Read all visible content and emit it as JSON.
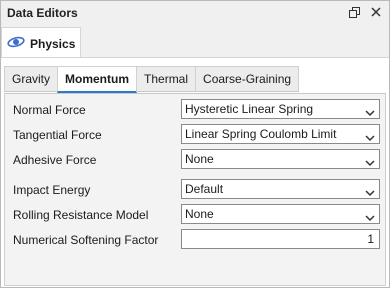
{
  "window": {
    "title": "Data Editors"
  },
  "titlebar_icons": [
    "restore-icon",
    "close-icon"
  ],
  "physics_tab": {
    "label": "Physics",
    "icon": "physics-orbit-icon",
    "icon_color": "#3a6fd0"
  },
  "tabs": [
    {
      "label": "Gravity",
      "active": false
    },
    {
      "label": "Momentum",
      "active": true
    },
    {
      "label": "Thermal",
      "active": false
    },
    {
      "label": "Coarse-Graining",
      "active": false
    }
  ],
  "fields": {
    "normal_force": {
      "label": "Normal Force",
      "value": "Hysteretic Linear Spring"
    },
    "tangential_force": {
      "label": "Tangential Force",
      "value": "Linear Spring Coulomb Limit"
    },
    "adhesive_force": {
      "label": "Adhesive Force",
      "value": "None"
    },
    "impact_energy": {
      "label": "Impact Energy",
      "value": "Default"
    },
    "rolling_resistance": {
      "label": "Rolling Resistance Model",
      "value": "None"
    },
    "softening_factor": {
      "label": "Numerical Softening Factor",
      "value": "1"
    }
  },
  "colors": {
    "active_tab_underline": "#2f79c9",
    "panel_bg": "#f3f3f3"
  }
}
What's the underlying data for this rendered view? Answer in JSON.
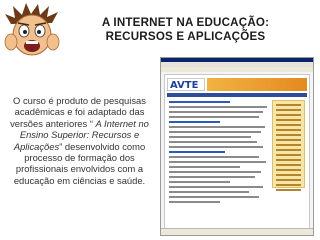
{
  "title": {
    "line1": "A  INTERNET NA EDUCAÇÃO:",
    "line2": "RECURSOS E APLICAÇÕES"
  },
  "description": {
    "part1": "O curso é produto de pesquisas acadêmicas e foi adaptado das versões anteriores “ ",
    "italic": "A Internet no Ensino Superior: Recursos e Aplicações",
    "part2": "” desenvolvido como processo de formação dos profissionais envolvidos com a educação em ciências e saúde."
  },
  "screenshot": {
    "logo_text": "AVTE"
  }
}
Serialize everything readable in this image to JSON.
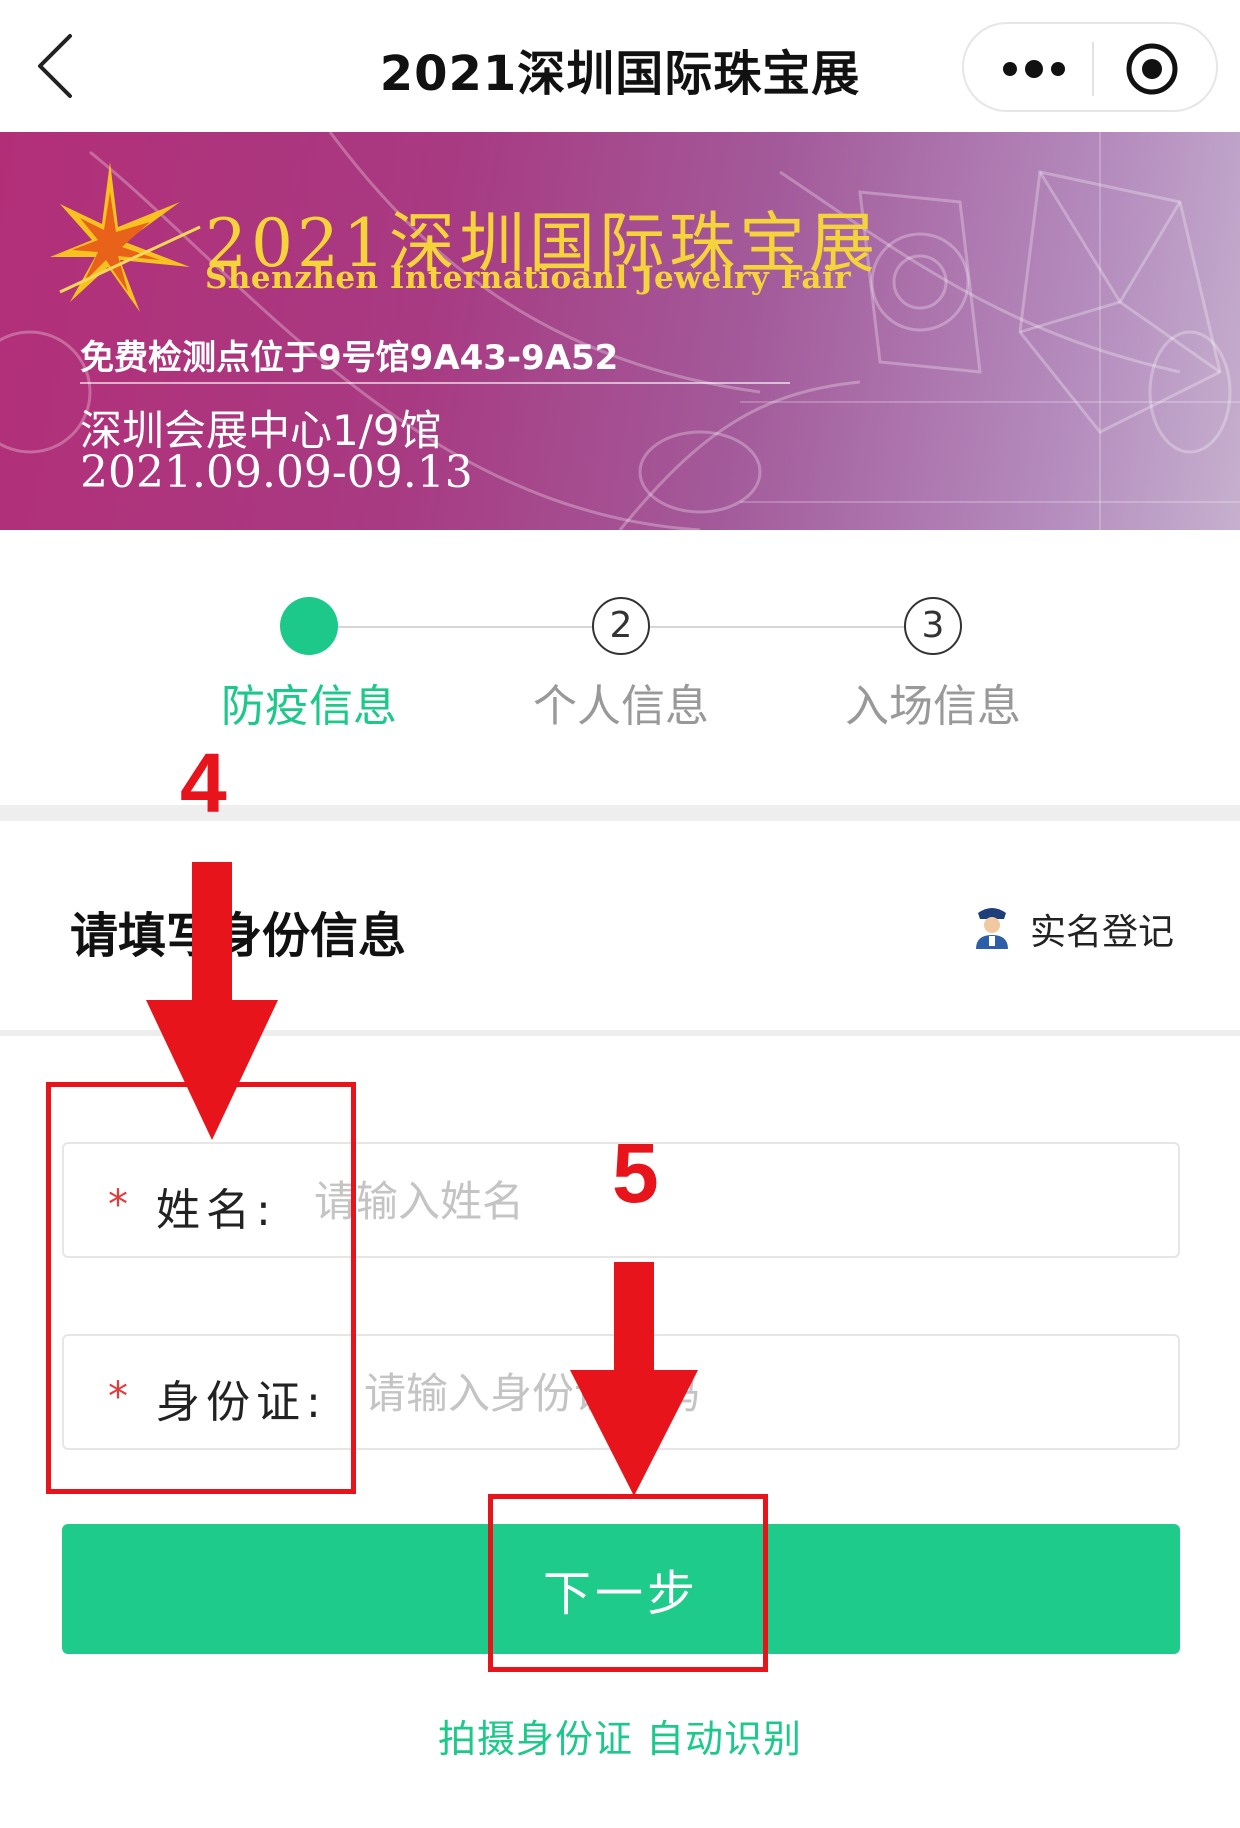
{
  "navbar": {
    "title": "2021深圳国际珠宝展"
  },
  "banner": {
    "title": "2021深圳国际珠宝展",
    "subtitle": "Shenzhen Internatioanl Jewelry Fair",
    "detection_point": "免费检测点位于9号馆9A43-9A52",
    "venue": "深圳会展中心1/9馆",
    "dates": "2021.09.09-09.13"
  },
  "steps": [
    {
      "number": "",
      "label": "防疫信息",
      "state": "active"
    },
    {
      "number": "2",
      "label": "个人信息",
      "state": "pending"
    },
    {
      "number": "3",
      "label": "入场信息",
      "state": "pending"
    }
  ],
  "form": {
    "title": "请填写身份信息",
    "realname_label": "实名登记",
    "required_mark": "*",
    "name_label": "姓名:",
    "name_placeholder": "请输入姓名",
    "name_value": "",
    "id_label": "身份证:",
    "id_placeholder": "请输入身份证号码",
    "id_value": "",
    "next_button": "下一步",
    "scan_link": "拍摄身份证 自动识别"
  },
  "annotations": {
    "step4": "4",
    "step5": "5"
  },
  "colors": {
    "accent_green": "#1dc98a",
    "annotation_red": "#e8141c",
    "banner_gold": "#f5d33a",
    "banner_magenta": "#b22f78"
  },
  "icons": {
    "back": "chevron-left-icon",
    "more": "more-dots-icon",
    "close": "target-circle-icon",
    "realname": "officer-icon",
    "banner": "starburst-icon"
  }
}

» The task: Exclude every picture and copy the remaining data exactly.

» Finished answer:
Read all visible content and emit it as JSON.
{
  "window": {
    "title": "Data Editors"
  },
  "titlebar_icons": [
    "restore-icon",
    "close-icon"
  ],
  "physics_tab": {
    "label": "Physics",
    "icon": "physics-orbit-icon",
    "icon_color": "#3a6fd0"
  },
  "tabs": [
    {
      "label": "Gravity",
      "active": false
    },
    {
      "label": "Momentum",
      "active": true
    },
    {
      "label": "Thermal",
      "active": false
    },
    {
      "label": "Coarse-Graining",
      "active": false
    }
  ],
  "fields": {
    "normal_force": {
      "label": "Normal Force",
      "value": "Hysteretic Linear Spring"
    },
    "tangential_force": {
      "label": "Tangential Force",
      "value": "Linear Spring Coulomb Limit"
    },
    "adhesive_force": {
      "label": "Adhesive Force",
      "value": "None"
    },
    "impact_energy": {
      "label": "Impact Energy",
      "value": "Default"
    },
    "rolling_resistance": {
      "label": "Rolling Resistance Model",
      "value": "None"
    },
    "softening_factor": {
      "label": "Numerical Softening Factor",
      "value": "1"
    }
  },
  "colors": {
    "active_tab_underline": "#2f79c9",
    "panel_bg": "#f3f3f3"
  }
}
What's the underlying data for this rendered view? Answer in JSON.
{
  "title": {
    "line1": "A  INTERNET NA EDUCAÇÃO:",
    "line2": "RECURSOS E APLICAÇÕES"
  },
  "description": {
    "part1": "O curso é produto de pesquisas acadêmicas e foi adaptado das versões anteriores “ ",
    "italic": "A Internet no Ensino Superior: Recursos e Aplicações",
    "part2": "” desenvolvido como processo de formação dos profissionais envolvidos com a educação em ciências e saúde."
  },
  "screenshot": {
    "logo_text": "AVTE"
  }
}
Serialize everything readable in this image to JSON.
{
  "navbar": {
    "title": "2021深圳国际珠宝展"
  },
  "banner": {
    "title": "2021深圳国际珠宝展",
    "subtitle": "Shenzhen Internatioanl Jewelry Fair",
    "detection_point": "免费检测点位于9号馆9A43-9A52",
    "venue": "深圳会展中心1/9馆",
    "dates": "2021.09.09-09.13"
  },
  "steps": [
    {
      "number": "",
      "label": "防疫信息",
      "state": "active"
    },
    {
      "number": "2",
      "label": "个人信息",
      "state": "pending"
    },
    {
      "number": "3",
      "label": "入场信息",
      "state": "pending"
    }
  ],
  "form": {
    "title": "请填写身份信息",
    "realname_label": "实名登记",
    "required_mark": "*",
    "name_label": "姓名:",
    "name_placeholder": "请输入姓名",
    "name_value": "",
    "id_label": "身份证:",
    "id_placeholder": "请输入身份证号码",
    "id_value": "",
    "next_button": "下一步",
    "scan_link": "拍摄身份证 自动识别"
  },
  "annotations": {
    "step4": "4",
    "step5": "5"
  },
  "colors": {
    "accent_green": "#1dc98a",
    "annotation_red": "#e8141c",
    "banner_gold": "#f5d33a",
    "banner_magenta": "#b22f78"
  },
  "icons": {
    "back": "chevron-left-icon",
    "more": "more-dots-icon",
    "close": "target-circle-icon",
    "realname": "officer-icon",
    "banner": "starburst-icon"
  }
}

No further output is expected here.